> _YOUR INSTRUCTIONS_
Locate the word "this" in the data below, then copy every line that holds it.

> _RECORDS PROVIDED_

— begin —

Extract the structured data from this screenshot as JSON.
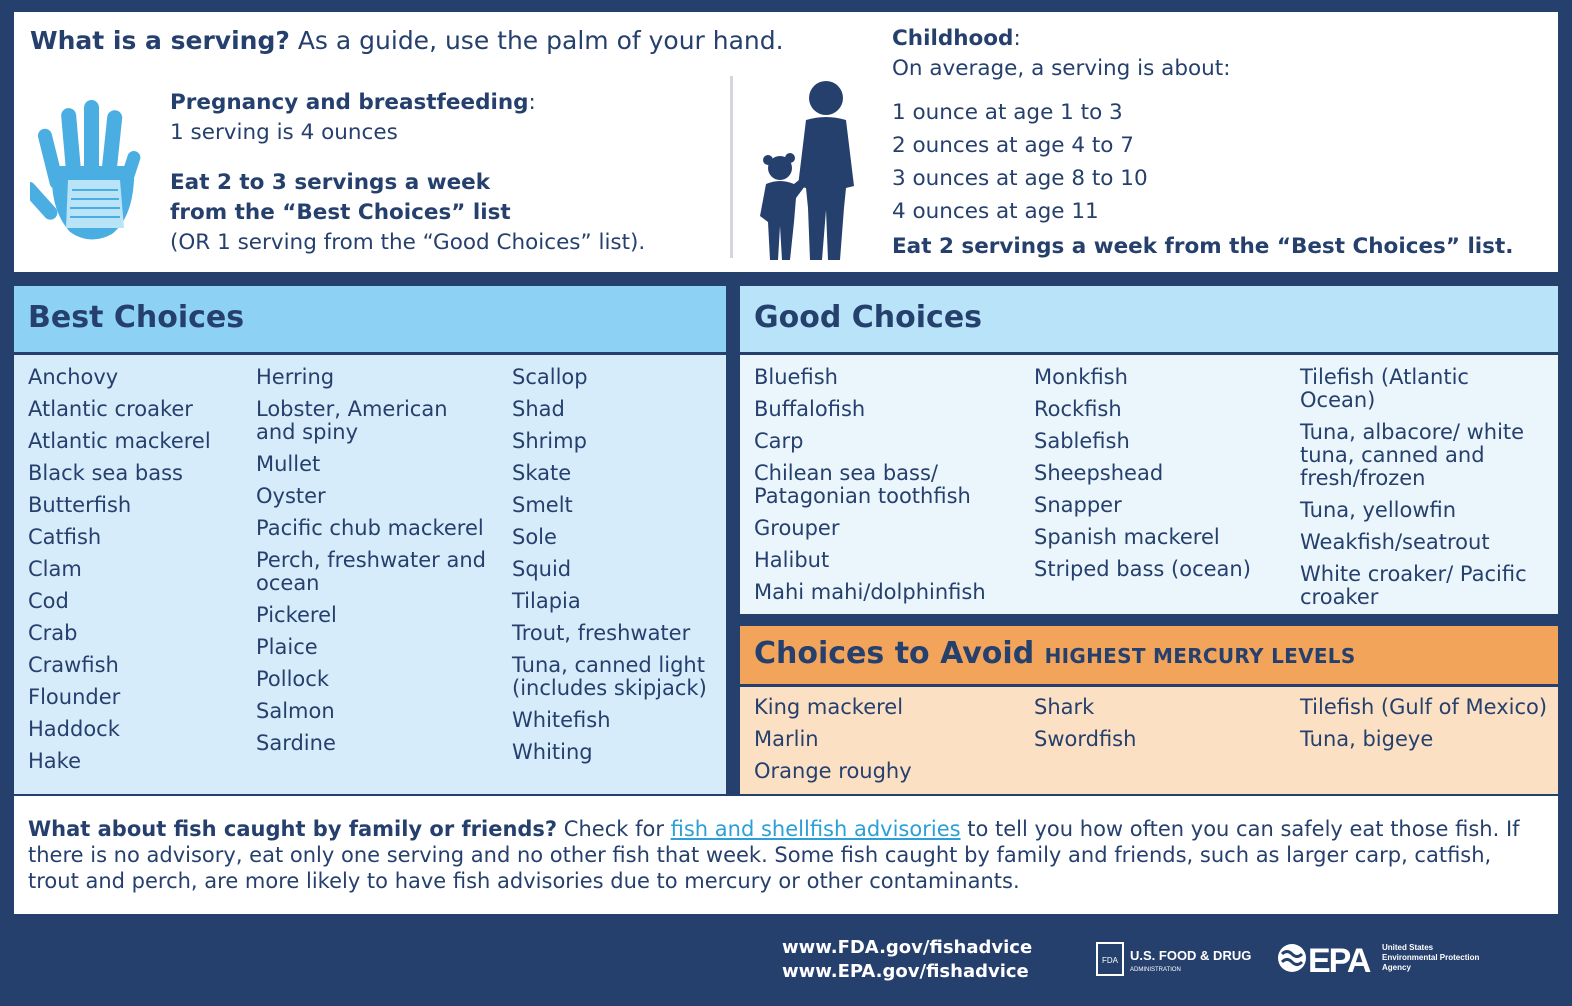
{
  "serving": {
    "question": "What is a serving?",
    "guide": "As a guide, use the palm of your hand.",
    "pregnancy": {
      "heading": "Pregnancy and breastfeeding",
      "colon": ":",
      "serving_size": "1 serving is 4 ounces",
      "eat_line1": "Eat 2 to 3 servings a week",
      "eat_line2": "from the “Best Choices” list",
      "alt": "(OR 1 serving from the “Good Choices” list)."
    },
    "childhood": {
      "heading": "Childhood",
      "colon": ":",
      "intro": "On average, a serving is about:",
      "ages": [
        "1 ounce at age 1 to 3",
        "2 ounces at age 4 to 7",
        "3 ounces at age 8 to 10",
        "4 ounces at age 11"
      ],
      "eat": "Eat 2 servings a week from the “Best Choices” list."
    }
  },
  "best": {
    "title": "Best Choices",
    "col1": [
      "Anchovy",
      "Atlantic croaker",
      "Atlantic mackerel",
      "Black sea bass",
      "Butterfish",
      "Catfish",
      "Clam",
      "Cod",
      "Crab",
      "Crawfish",
      "Flounder",
      "Haddock",
      "Hake"
    ],
    "col2": [
      "Herring",
      "Lobster, American and spiny",
      "Mullet",
      "Oyster",
      "Pacific chub mackerel",
      "Perch, freshwater and ocean",
      "Pickerel",
      "Plaice",
      "Pollock",
      "Salmon",
      "Sardine"
    ],
    "col3": [
      "Scallop",
      "Shad",
      "Shrimp",
      "Skate",
      "Smelt",
      "Sole",
      "Squid",
      "Tilapia",
      "Trout, freshwater",
      "Tuna, canned light (includes skipjack)",
      "Whitefish",
      "Whiting"
    ]
  },
  "good": {
    "title": "Good Choices",
    "col1": [
      "Bluefish",
      "Buffalofish",
      "Carp",
      "Chilean sea bass/ Patagonian toothfish",
      "Grouper",
      "Halibut",
      "Mahi mahi/dolphinfish"
    ],
    "col2": [
      "Monkfish",
      "Rockfish",
      "Sablefish",
      "Sheepshead",
      "Snapper",
      "Spanish mackerel",
      "Striped bass (ocean)"
    ],
    "col3": [
      "Tilefish (Atlantic Ocean)",
      "Tuna, albacore/ white tuna, canned and fresh/frozen",
      "Tuna, yellowfin",
      "Weakfish/seatrout",
      "White croaker/ Pacific croaker"
    ]
  },
  "avoid": {
    "title": "Choices to Avoid",
    "subtitle": "HIGHEST MERCURY LEVELS",
    "col1": [
      "King mackerel",
      "Marlin",
      "Orange roughy"
    ],
    "col2": [
      "Shark",
      "Swordfish"
    ],
    "col3": [
      "Tilefish (Gulf of Mexico)",
      "Tuna, bigeye"
    ]
  },
  "footer": {
    "question": "What about fish caught by family or friends?",
    "text_before": "Check for",
    "link": "fish and shellfish advisories",
    "text_after": "to tell you how often you can safely eat those fish. If there is no advisory, eat only one serving and no other fish that week. Some fish caught by family and friends, such as larger carp, catfish, trout and perch, are more likely to have fish advisories due to mercury or other contaminants."
  },
  "links": {
    "fda_url": "www.FDA.gov/fishadvice",
    "epa_url": "www.EPA.gov/fishadvice"
  },
  "logos": {
    "fda_mark": "FDA",
    "fda_name": "U.S. FOOD & DRUG",
    "fda_sub": "ADMINISTRATION",
    "epa_mark": "EPA",
    "epa_line1": "United States",
    "epa_line2": "Environmental Protection",
    "epa_line3": "Agency"
  },
  "colors": {
    "navy": "#26406e",
    "best_header": "#8dd1f5",
    "good_header": "#b8e3f8",
    "avoid_header": "#f2a45a",
    "link": "#2a9fd8"
  }
}
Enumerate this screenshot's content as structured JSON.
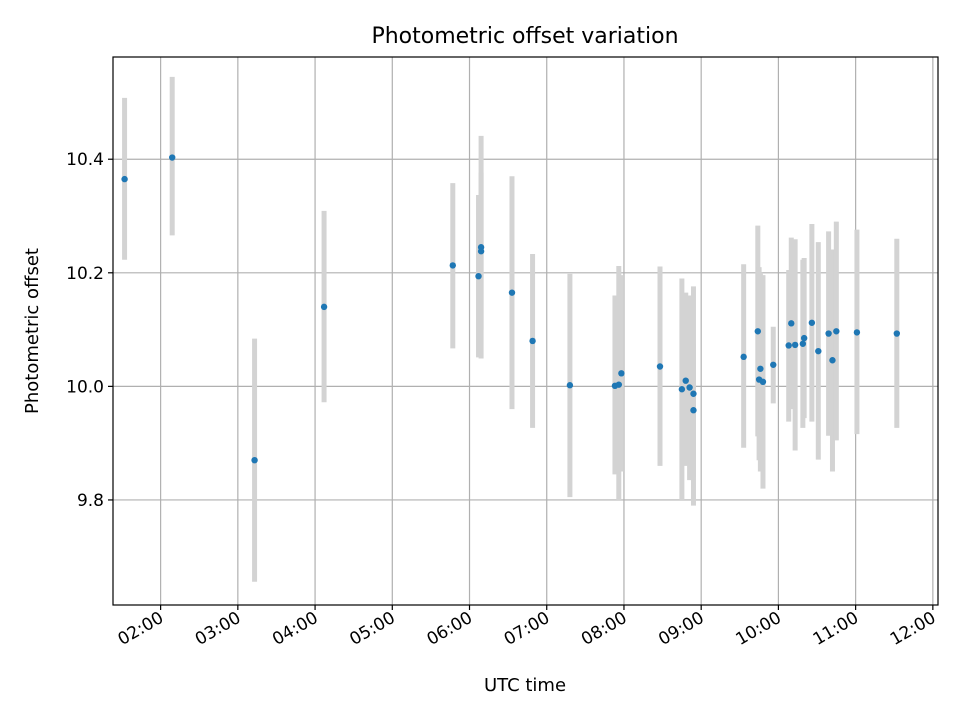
{
  "chart_data": {
    "type": "scatter",
    "title": "Photometric offset variation",
    "xlabel": "UTC time",
    "ylabel": "Photometric offset",
    "grid": true,
    "xlim": [
      "01:23",
      "12:04"
    ],
    "ylim": [
      9.615,
      10.58
    ],
    "x_ticks": [
      "02:00",
      "03:00",
      "04:00",
      "05:00",
      "06:00",
      "07:00",
      "08:00",
      "09:00",
      "10:00",
      "11:00",
      "12:00"
    ],
    "y_ticks": [
      9.8,
      10.0,
      10.2,
      10.4
    ],
    "colors": {
      "points": "#1f77b4",
      "errorbars": "#d3d3d3"
    },
    "points": [
      {
        "t": "01:32",
        "y": 10.365,
        "lo": 10.223,
        "hi": 10.508
      },
      {
        "t": "02:09",
        "y": 10.403,
        "lo": 10.266,
        "hi": 10.545
      },
      {
        "t": "03:13",
        "y": 9.87,
        "lo": 9.656,
        "hi": 10.084
      },
      {
        "t": "04:07",
        "y": 10.14,
        "lo": 9.972,
        "hi": 10.309
      },
      {
        "t": "05:47",
        "y": 10.213,
        "lo": 10.067,
        "hi": 10.358
      },
      {
        "t": "06:07",
        "y": 10.194,
        "lo": 10.051,
        "hi": 10.337
      },
      {
        "t": "06:09",
        "y": 10.245,
        "lo": 10.049,
        "hi": 10.441
      },
      {
        "t": "06:09",
        "y": 10.238,
        "lo": 10.1,
        "hi": 10.376
      },
      {
        "t": "06:33",
        "y": 10.165,
        "lo": 9.96,
        "hi": 10.37
      },
      {
        "t": "06:49",
        "y": 10.08,
        "lo": 9.927,
        "hi": 10.233
      },
      {
        "t": "07:18",
        "y": 10.002,
        "lo": 9.805,
        "hi": 10.198
      },
      {
        "t": "07:53",
        "y": 10.001,
        "lo": 9.845,
        "hi": 10.16
      },
      {
        "t": "07:56",
        "y": 10.003,
        "lo": 9.8,
        "hi": 10.212
      },
      {
        "t": "07:58",
        "y": 10.023,
        "lo": 9.85,
        "hi": 10.196
      },
      {
        "t": "08:28",
        "y": 10.035,
        "lo": 9.86,
        "hi": 10.211
      },
      {
        "t": "08:45",
        "y": 9.995,
        "lo": 9.8,
        "hi": 10.19
      },
      {
        "t": "08:48",
        "y": 10.01,
        "lo": 9.86,
        "hi": 10.165
      },
      {
        "t": "08:51",
        "y": 9.998,
        "lo": 9.835,
        "hi": 10.16
      },
      {
        "t": "08:54",
        "y": 9.987,
        "lo": 9.79,
        "hi": 10.176
      },
      {
        "t": "08:54",
        "y": 9.958,
        "lo": 9.84,
        "hi": 10.076
      },
      {
        "t": "09:33",
        "y": 10.052,
        "lo": 9.892,
        "hi": 10.215
      },
      {
        "t": "09:44",
        "y": 10.097,
        "lo": 9.912,
        "hi": 10.283
      },
      {
        "t": "09:45",
        "y": 10.012,
        "lo": 9.87,
        "hi": 10.21
      },
      {
        "t": "09:46",
        "y": 10.031,
        "lo": 9.85,
        "hi": 10.2
      },
      {
        "t": "09:48",
        "y": 10.008,
        "lo": 9.82,
        "hi": 10.196
      },
      {
        "t": "09:56",
        "y": 10.038,
        "lo": 9.97,
        "hi": 10.105
      },
      {
        "t": "10:08",
        "y": 10.072,
        "lo": 9.938,
        "hi": 10.205
      },
      {
        "t": "10:10",
        "y": 10.111,
        "lo": 9.96,
        "hi": 10.262
      },
      {
        "t": "10:13",
        "y": 10.073,
        "lo": 9.887,
        "hi": 10.259
      },
      {
        "t": "10:19",
        "y": 10.075,
        "lo": 9.927,
        "hi": 10.223
      },
      {
        "t": "10:20",
        "y": 10.085,
        "lo": 9.944,
        "hi": 10.226
      },
      {
        "t": "10:26",
        "y": 10.112,
        "lo": 9.938,
        "hi": 10.286
      },
      {
        "t": "10:31",
        "y": 10.062,
        "lo": 9.871,
        "hi": 10.254
      },
      {
        "t": "10:39",
        "y": 10.093,
        "lo": 9.913,
        "hi": 10.273
      },
      {
        "t": "10:42",
        "y": 10.046,
        "lo": 9.85,
        "hi": 10.241
      },
      {
        "t": "10:45",
        "y": 10.097,
        "lo": 9.905,
        "hi": 10.29
      },
      {
        "t": "11:01",
        "y": 10.095,
        "lo": 9.916,
        "hi": 10.276
      },
      {
        "t": "11:32",
        "y": 10.093,
        "lo": 9.927,
        "hi": 10.26
      }
    ]
  }
}
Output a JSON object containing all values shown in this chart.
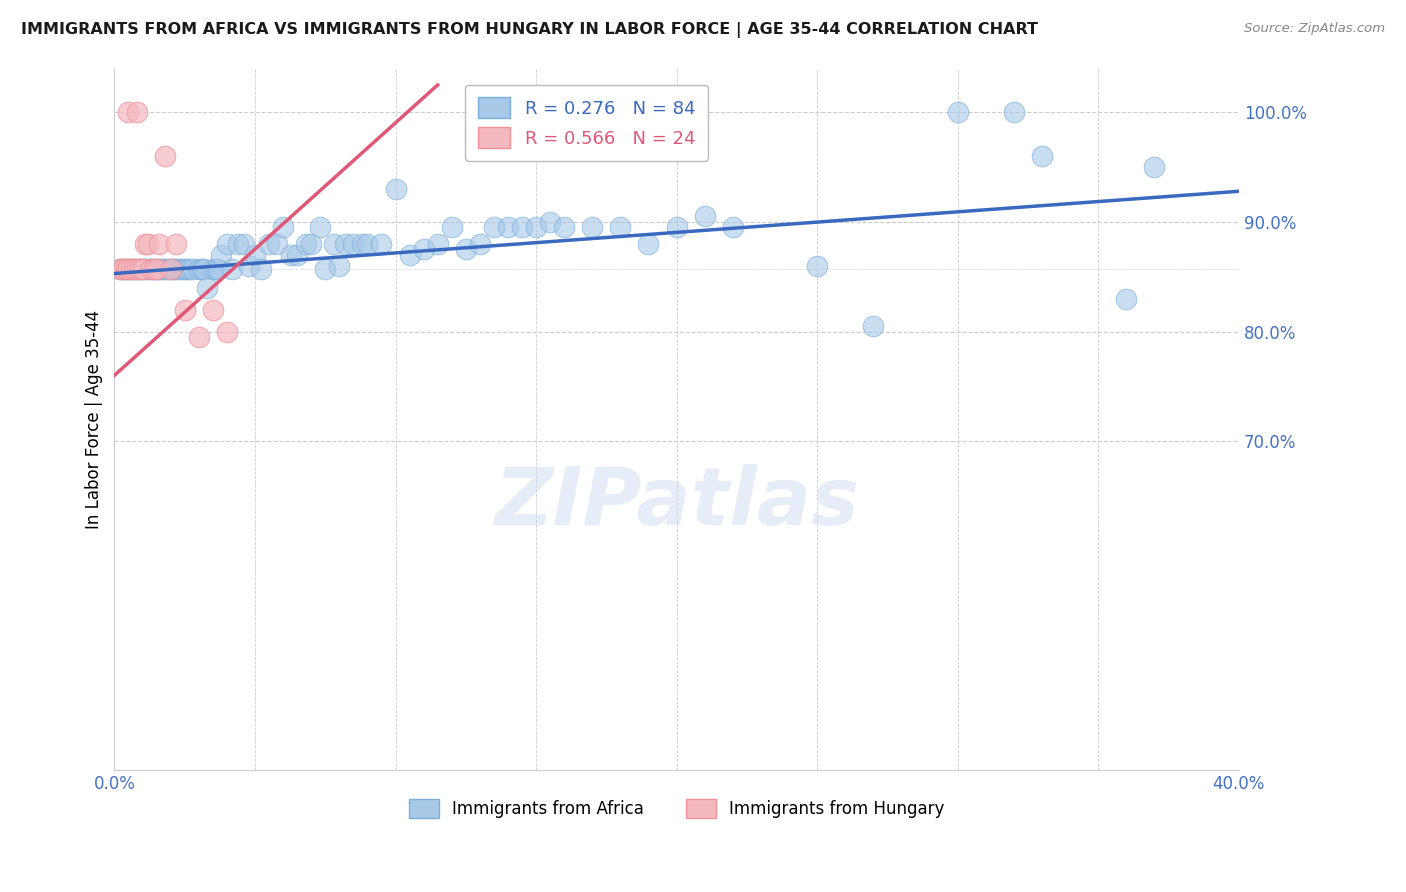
{
  "title": "IMMIGRANTS FROM AFRICA VS IMMIGRANTS FROM HUNGARY IN LABOR FORCE | AGE 35-44 CORRELATION CHART",
  "source": "Source: ZipAtlas.com",
  "ylabel": "In Labor Force | Age 35-44",
  "xlim": [
    0.0,
    0.4
  ],
  "ylim": [
    0.4,
    1.04
  ],
  "yticks": [
    0.7,
    0.8,
    0.9,
    1.0
  ],
  "ytick_labels": [
    "70.0%",
    "80.0%",
    "90.0%",
    "100.0%"
  ],
  "xticks": [
    0.0,
    0.05,
    0.1,
    0.15,
    0.2,
    0.25,
    0.3,
    0.35,
    0.4
  ],
  "xtick_labels": [
    "0.0%",
    "",
    "",
    "",
    "",
    "",
    "",
    "",
    "40.0%"
  ],
  "legend_r_africa": "0.276",
  "legend_n_africa": "84",
  "legend_r_hungary": "0.566",
  "legend_n_hungary": "24",
  "africa_color": "#a8c8e8",
  "africa_edge_color": "#7aaedc",
  "hungary_color": "#f4b8c0",
  "hungary_edge_color": "#f09098",
  "africa_line_color": "#3a6abf",
  "hungary_line_color": "#e05878",
  "tick_color": "#4472c4",
  "watermark": "ZIPatlas",
  "africa_scatter_x": [
    0.002,
    0.003,
    0.004,
    0.005,
    0.006,
    0.007,
    0.008,
    0.009,
    0.01,
    0.011,
    0.012,
    0.013,
    0.014,
    0.015,
    0.016,
    0.017,
    0.018,
    0.019,
    0.02,
    0.021,
    0.022,
    0.023,
    0.024,
    0.025,
    0.026,
    0.027,
    0.028,
    0.03,
    0.031,
    0.032,
    0.033,
    0.035,
    0.036,
    0.037,
    0.038,
    0.04,
    0.042,
    0.044,
    0.046,
    0.048,
    0.05,
    0.052,
    0.055,
    0.058,
    0.06,
    0.063,
    0.065,
    0.068,
    0.07,
    0.073,
    0.075,
    0.078,
    0.08,
    0.082,
    0.085,
    0.088,
    0.09,
    0.095,
    0.1,
    0.105,
    0.11,
    0.115,
    0.12,
    0.125,
    0.13,
    0.135,
    0.14,
    0.145,
    0.15,
    0.155,
    0.16,
    0.17,
    0.18,
    0.19,
    0.2,
    0.21,
    0.22,
    0.25,
    0.27,
    0.3,
    0.32,
    0.33,
    0.36,
    0.37
  ],
  "africa_scatter_y": [
    0.857,
    0.857,
    0.857,
    0.857,
    0.857,
    0.857,
    0.857,
    0.857,
    0.857,
    0.857,
    0.857,
    0.857,
    0.857,
    0.857,
    0.857,
    0.857,
    0.857,
    0.857,
    0.857,
    0.857,
    0.857,
    0.857,
    0.857,
    0.857,
    0.857,
    0.857,
    0.857,
    0.857,
    0.857,
    0.857,
    0.84,
    0.857,
    0.857,
    0.857,
    0.87,
    0.88,
    0.857,
    0.88,
    0.88,
    0.86,
    0.87,
    0.857,
    0.88,
    0.88,
    0.895,
    0.87,
    0.87,
    0.88,
    0.88,
    0.895,
    0.857,
    0.88,
    0.86,
    0.88,
    0.88,
    0.88,
    0.88,
    0.88,
    0.93,
    0.87,
    0.875,
    0.88,
    0.895,
    0.875,
    0.88,
    0.895,
    0.895,
    0.895,
    0.895,
    0.9,
    0.895,
    0.895,
    0.895,
    0.88,
    0.895,
    0.905,
    0.895,
    0.86,
    0.805,
    1.0,
    1.0,
    0.96,
    0.83,
    0.95
  ],
  "hungary_scatter_x": [
    0.002,
    0.003,
    0.004,
    0.005,
    0.005,
    0.006,
    0.007,
    0.008,
    0.008,
    0.009,
    0.01,
    0.011,
    0.012,
    0.013,
    0.014,
    0.015,
    0.016,
    0.018,
    0.02,
    0.022,
    0.025,
    0.03,
    0.035,
    0.04
  ],
  "hungary_scatter_y": [
    0.857,
    0.857,
    0.857,
    0.857,
    1.0,
    0.857,
    0.857,
    0.857,
    1.0,
    0.857,
    0.857,
    0.88,
    0.88,
    0.857,
    0.857,
    0.857,
    0.88,
    0.96,
    0.857,
    0.88,
    0.82,
    0.795,
    0.82,
    0.8
  ],
  "africa_trend_x": [
    0.0,
    0.4
  ],
  "africa_trend_y": [
    0.853,
    0.928
  ],
  "hungary_trend_x": [
    0.0,
    0.115
  ],
  "hungary_trend_y": [
    0.76,
    1.025
  ]
}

— end —

> _ANSWER TO THE TASK_
Extract the structured data from this screenshot as JSON.
Enumerate this screenshot's content as structured JSON.
Output a JSON object containing all values shown in this chart.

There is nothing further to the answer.